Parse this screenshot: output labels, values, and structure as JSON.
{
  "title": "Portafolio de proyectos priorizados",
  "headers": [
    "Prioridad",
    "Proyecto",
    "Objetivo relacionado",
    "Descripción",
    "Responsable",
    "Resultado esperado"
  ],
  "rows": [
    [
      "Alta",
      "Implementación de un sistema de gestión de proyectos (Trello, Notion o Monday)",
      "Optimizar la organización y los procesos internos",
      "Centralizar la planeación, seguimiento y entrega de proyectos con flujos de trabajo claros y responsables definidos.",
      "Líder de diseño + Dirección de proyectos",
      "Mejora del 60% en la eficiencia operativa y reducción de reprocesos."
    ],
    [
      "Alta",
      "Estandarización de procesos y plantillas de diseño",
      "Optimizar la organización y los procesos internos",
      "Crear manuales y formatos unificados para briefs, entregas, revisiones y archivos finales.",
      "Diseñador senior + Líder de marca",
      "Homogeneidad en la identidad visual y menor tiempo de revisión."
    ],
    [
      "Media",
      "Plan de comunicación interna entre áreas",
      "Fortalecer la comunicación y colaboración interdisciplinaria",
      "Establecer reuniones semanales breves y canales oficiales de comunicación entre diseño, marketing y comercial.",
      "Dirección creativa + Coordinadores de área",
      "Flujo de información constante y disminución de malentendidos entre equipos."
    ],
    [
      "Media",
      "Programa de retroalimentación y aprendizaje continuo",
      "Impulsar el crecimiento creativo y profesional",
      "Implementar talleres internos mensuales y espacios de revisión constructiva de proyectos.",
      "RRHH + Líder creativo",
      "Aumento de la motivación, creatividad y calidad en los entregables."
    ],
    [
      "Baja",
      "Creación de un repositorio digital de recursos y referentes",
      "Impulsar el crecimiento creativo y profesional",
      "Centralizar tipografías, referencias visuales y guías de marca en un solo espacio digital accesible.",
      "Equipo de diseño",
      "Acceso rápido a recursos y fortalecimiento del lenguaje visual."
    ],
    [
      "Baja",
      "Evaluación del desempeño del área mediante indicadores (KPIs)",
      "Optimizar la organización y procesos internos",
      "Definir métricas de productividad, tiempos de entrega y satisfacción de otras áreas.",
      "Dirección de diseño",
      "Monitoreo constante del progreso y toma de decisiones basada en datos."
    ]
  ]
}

* * *

Your task is to repeat every entry exactly.

Parse this screenshot: output labels, values, and structure as JSON.
{
  "title": "Portafolio de proyectos priorizados",
  "headers": [
    "Prioridad",
    "Proyecto",
    "Objetivo relacionado",
    "Descripción",
    "Responsable",
    "Resultado esperado"
  ],
  "rows": [
    [
      "Alta",
      "Implementación de un sistema de gestión de proyectos (Trello, Notion o Monday)",
      "Optimizar la organización y los procesos internos",
      "Centralizar la planeación, seguimiento y entrega de proyectos con flujos de trabajo claros y responsables definidos.",
      "Líder de diseño + Dirección de proyectos",
      "Mejora del 60% en la eficiencia operativa y reducción de reprocesos."
    ],
    [
      "Alta",
      "Estandarización de procesos y plantillas de diseño",
      "Optimizar la organización y los procesos internos",
      "Crear manuales y formatos unificados para briefs, entregas, revisiones y archivos finales.",
      "Diseñador senior + Líder de marca",
      "Homogeneidad en la identidad visual y menor tiempo de revisión."
    ],
    [
      "Media",
      "Plan de comunicación interna entre áreas",
      "Fortalecer la comunicación y colaboración interdisciplinaria",
      "Establecer reuniones semanales breves y canales oficiales de comunicación entre diseño, marketing y comercial.",
      "Dirección creativa + Coordinadores de área",
      "Flujo de información constante y disminución de malentendidos entre equipos."
    ],
    [
      "Media",
      "Programa de retroalimentación y aprendizaje continuo",
      "Impulsar el crecimiento creativo y profesional",
      "Implementar talleres internos mensuales y espacios de revisión constructiva de proyectos.",
      "RRHH + Líder creativo",
      "Aumento de la motivación, creatividad y calidad en los entregables."
    ],
    [
      "Baja",
      "Creación de un repositorio digital de recursos y referentes",
      "Impulsar el crecimiento creativo y profesional",
      "Centralizar tipografías, referencias visuales y guías de marca en un solo espacio digital accesible.",
      "Equipo de diseño",
      "Acceso rápido a recursos y fortalecimiento del lenguaje visual."
    ],
    [
      "Baja",
      "Evaluación del desempeño del área mediante indicadores (KPIs)",
      "Optimizar la organización y procesos internos",
      "Definir métricas de productividad, tiempos de entrega y satisfacción de otras áreas.",
      "Dirección de diseño",
      "Monitoreo constante del progreso y toma de decisiones basada en datos."
    ]
  ]
}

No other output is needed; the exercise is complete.